[Entries with figure data]
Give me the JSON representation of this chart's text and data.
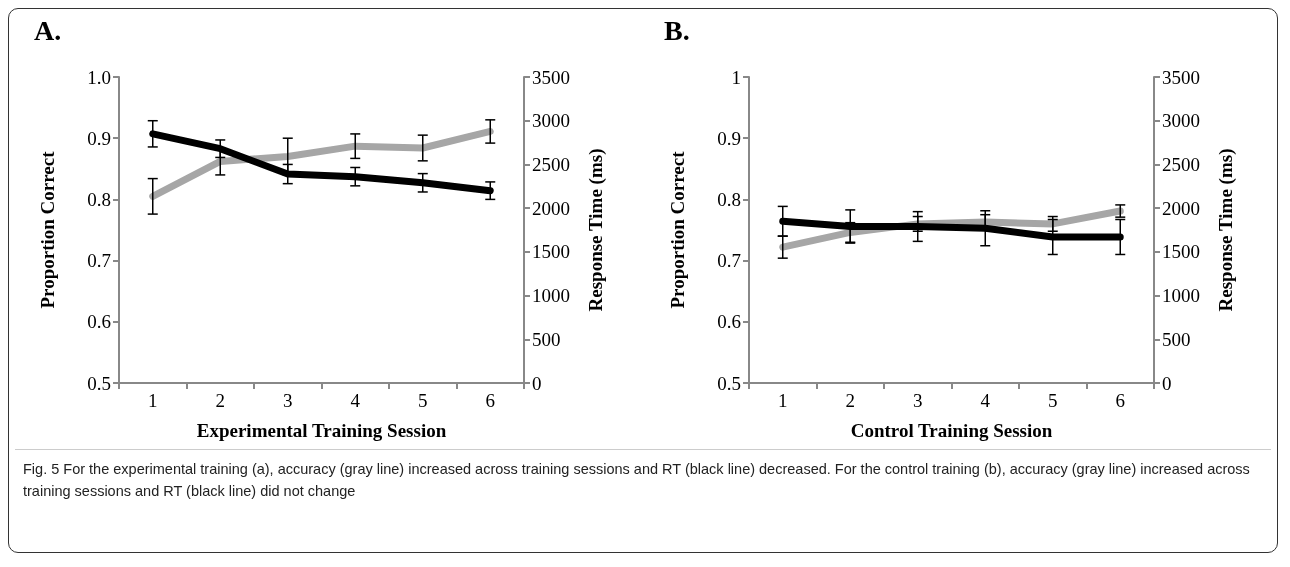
{
  "chart_data": [
    {
      "type": "line",
      "title": "A.",
      "xlabel": "Experimental Training Session",
      "ylabel": "Proportion Correct",
      "y2label": "Response Time (ms)",
      "categories": [
        "1",
        "2",
        "3",
        "4",
        "5",
        "6"
      ],
      "ylim": [
        0.5,
        1.0
      ],
      "yticks": [
        0.5,
        0.6,
        0.7,
        0.8,
        0.9,
        {
          "value": 1,
          "label": "1.0"
        }
      ],
      "y2lim": [
        0,
        3500
      ],
      "y2ticks": [
        0,
        500,
        1000,
        1500,
        2000,
        2500,
        3000,
        3500
      ],
      "series": [
        {
          "color": "#a6a6a6",
          "values": [
            0.805,
            0.862,
            0.87,
            0.887,
            0.884,
            0.911
          ],
          "errors": [
            0.029,
            0.022,
            0.03,
            0.02,
            0.021,
            0.019
          ]
        },
        {
          "color": "#000000",
          "axis": "y2",
          "values": [
            2850,
            2680,
            2390,
            2360,
            2290,
            2200
          ],
          "errors": [
            150,
            100,
            110,
            105,
            105,
            100
          ]
        }
      ],
      "annotations": [
        "Fig. 5 For the experimental training (a), accuracy (gray line) increased across training sessions and RT (black line) decreased. For the control training (b), accuracy (gray line) increased across training sessions and RT (black line) did not change"
      ]
    },
    {
      "type": "line",
      "title": "B.",
      "xlabel": "Control Training Session",
      "ylabel": "Proportion Correct",
      "y2label": "Response Time (ms)",
      "categories": [
        "1",
        "2",
        "3",
        "4",
        "5",
        "6"
      ],
      "ylim": [
        0.5,
        1
      ],
      "yticks": [
        0.5,
        0.6,
        0.7,
        0.8,
        0.9,
        1
      ],
      "y2lim": [
        0,
        3500
      ],
      "y2ticks": [
        0,
        500,
        1000,
        1500,
        2000,
        2500,
        3000,
        3500
      ],
      "series": [
        {
          "color": "#a6a6a6",
          "values": [
            0.722,
            0.746,
            0.76,
            0.763,
            0.76,
            0.781
          ],
          "errors": [
            0.018,
            0.016,
            0.012,
            0.012,
            0.012,
            0.01
          ]
        },
        {
          "color": "#000000",
          "axis": "y2",
          "values": [
            1850,
            1790,
            1790,
            1770,
            1670,
            1670
          ],
          "errors": [
            170,
            190,
            170,
            200,
            200,
            200
          ]
        }
      ]
    }
  ]
}
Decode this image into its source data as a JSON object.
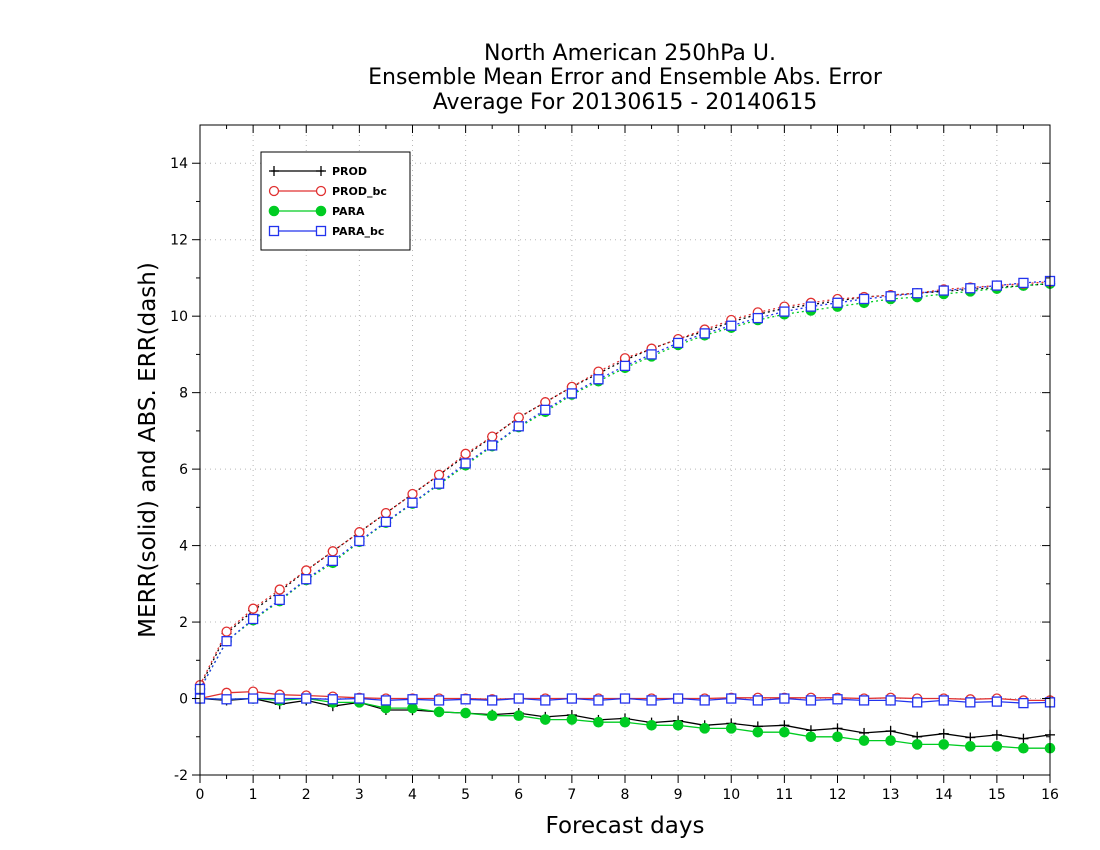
{
  "chart_data": {
    "type": "line",
    "title_lines": [
      "North American 250hPa U.",
      "Ensemble Mean Error and Ensemble Abs. Error",
      "Average For 20130615 - 20140615"
    ],
    "xlabel": "Forecast days",
    "ylabel": "MERR(solid) and ABS. ERR(dash)",
    "xlim": [
      0,
      16
    ],
    "ylim": [
      -2,
      15
    ],
    "xticks": [
      0,
      1,
      2,
      3,
      4,
      5,
      6,
      7,
      8,
      9,
      10,
      11,
      12,
      13,
      14,
      15,
      16
    ],
    "yticks": [
      -2,
      0,
      2,
      4,
      6,
      8,
      10,
      12,
      14
    ],
    "grid": true,
    "legend_position": "top-left",
    "x": [
      0,
      0.5,
      1,
      1.5,
      2,
      2.5,
      3,
      3.5,
      4,
      4.5,
      5,
      5.5,
      6,
      6.5,
      7,
      7.5,
      8,
      8.5,
      9,
      9.5,
      10,
      10.5,
      11,
      11.5,
      12,
      12.5,
      13,
      13.5,
      14,
      14.5,
      15,
      15.5,
      16
    ],
    "series": [
      {
        "name": "PROD",
        "color": "#000000",
        "marker": "plus",
        "mean_error": [
          0.0,
          -0.05,
          0.0,
          -0.15,
          -0.05,
          -0.2,
          -0.1,
          -0.3,
          -0.3,
          -0.35,
          -0.38,
          -0.42,
          -0.38,
          -0.48,
          -0.43,
          -0.56,
          -0.52,
          -0.63,
          -0.58,
          -0.7,
          -0.65,
          -0.73,
          -0.7,
          -0.83,
          -0.78,
          -0.9,
          -0.85,
          -1.0,
          -0.92,
          -1.02,
          -0.95,
          -1.05,
          -0.95
        ],
        "abs_error": [
          0.3,
          1.7,
          2.3,
          2.8,
          3.35,
          3.85,
          4.35,
          4.85,
          5.35,
          5.85,
          6.35,
          6.85,
          7.35,
          7.75,
          8.15,
          8.5,
          8.85,
          9.15,
          9.4,
          9.6,
          9.85,
          10.05,
          10.2,
          10.3,
          10.4,
          10.5,
          10.55,
          10.6,
          10.65,
          10.7,
          10.75,
          10.8,
          10.85
        ]
      },
      {
        "name": "PROD_bc",
        "color": "#e03030",
        "marker": "circle-open",
        "mean_error": [
          0.0,
          0.15,
          0.18,
          0.1,
          0.08,
          0.05,
          0.02,
          0.0,
          0.0,
          0.0,
          0.0,
          -0.02,
          0.0,
          0.0,
          0.0,
          0.0,
          0.0,
          0.0,
          0.0,
          0.0,
          0.02,
          0.02,
          0.02,
          0.02,
          0.02,
          0.0,
          0.02,
          0.0,
          0.0,
          -0.02,
          0.0,
          -0.05,
          -0.05
        ],
        "abs_error": [
          0.35,
          1.75,
          2.35,
          2.85,
          3.35,
          3.85,
          4.35,
          4.85,
          5.35,
          5.85,
          6.4,
          6.85,
          7.35,
          7.75,
          8.15,
          8.55,
          8.9,
          9.15,
          9.4,
          9.65,
          9.9,
          10.1,
          10.25,
          10.35,
          10.45,
          10.5,
          10.55,
          10.6,
          10.7,
          10.75,
          10.8,
          10.85,
          10.9
        ]
      },
      {
        "name": "PARA",
        "color": "#00cc22",
        "marker": "circle-filled",
        "mean_error": [
          0.0,
          -0.02,
          0.0,
          -0.05,
          0.0,
          -0.1,
          -0.1,
          -0.25,
          -0.25,
          -0.35,
          -0.38,
          -0.45,
          -0.45,
          -0.55,
          -0.55,
          -0.62,
          -0.62,
          -0.7,
          -0.7,
          -0.78,
          -0.78,
          -0.88,
          -0.88,
          -1.0,
          -1.0,
          -1.1,
          -1.1,
          -1.2,
          -1.2,
          -1.25,
          -1.25,
          -1.3,
          -1.3
        ],
        "abs_error": [
          0.25,
          1.5,
          2.05,
          2.55,
          3.1,
          3.55,
          4.1,
          4.6,
          5.1,
          5.6,
          6.1,
          6.6,
          7.1,
          7.5,
          7.95,
          8.3,
          8.65,
          8.95,
          9.25,
          9.5,
          9.7,
          9.9,
          10.05,
          10.15,
          10.25,
          10.35,
          10.45,
          10.5,
          10.58,
          10.65,
          10.72,
          10.8,
          10.85
        ]
      },
      {
        "name": "PARA_bc",
        "color": "#2233ee",
        "marker": "square-open",
        "mean_error": [
          0.0,
          -0.02,
          0.0,
          0.0,
          0.0,
          -0.02,
          0.0,
          -0.05,
          -0.02,
          -0.05,
          -0.02,
          -0.05,
          0.0,
          -0.05,
          0.0,
          -0.05,
          0.0,
          -0.05,
          0.0,
          -0.05,
          0.0,
          -0.05,
          0.0,
          -0.05,
          -0.02,
          -0.05,
          -0.05,
          -0.1,
          -0.05,
          -0.1,
          -0.08,
          -0.12,
          -0.1
        ],
        "abs_error": [
          0.25,
          1.5,
          2.08,
          2.58,
          3.12,
          3.6,
          4.12,
          4.62,
          5.12,
          5.62,
          6.15,
          6.62,
          7.12,
          7.55,
          7.98,
          8.35,
          8.7,
          9.0,
          9.3,
          9.55,
          9.75,
          9.95,
          10.12,
          10.25,
          10.35,
          10.45,
          10.52,
          10.6,
          10.67,
          10.73,
          10.8,
          10.87,
          10.92
        ]
      }
    ]
  }
}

● Aim
Find the word "open" and list each line it appears in.

● Full output
        "marker": "circle-open",
        "marker": "square-open",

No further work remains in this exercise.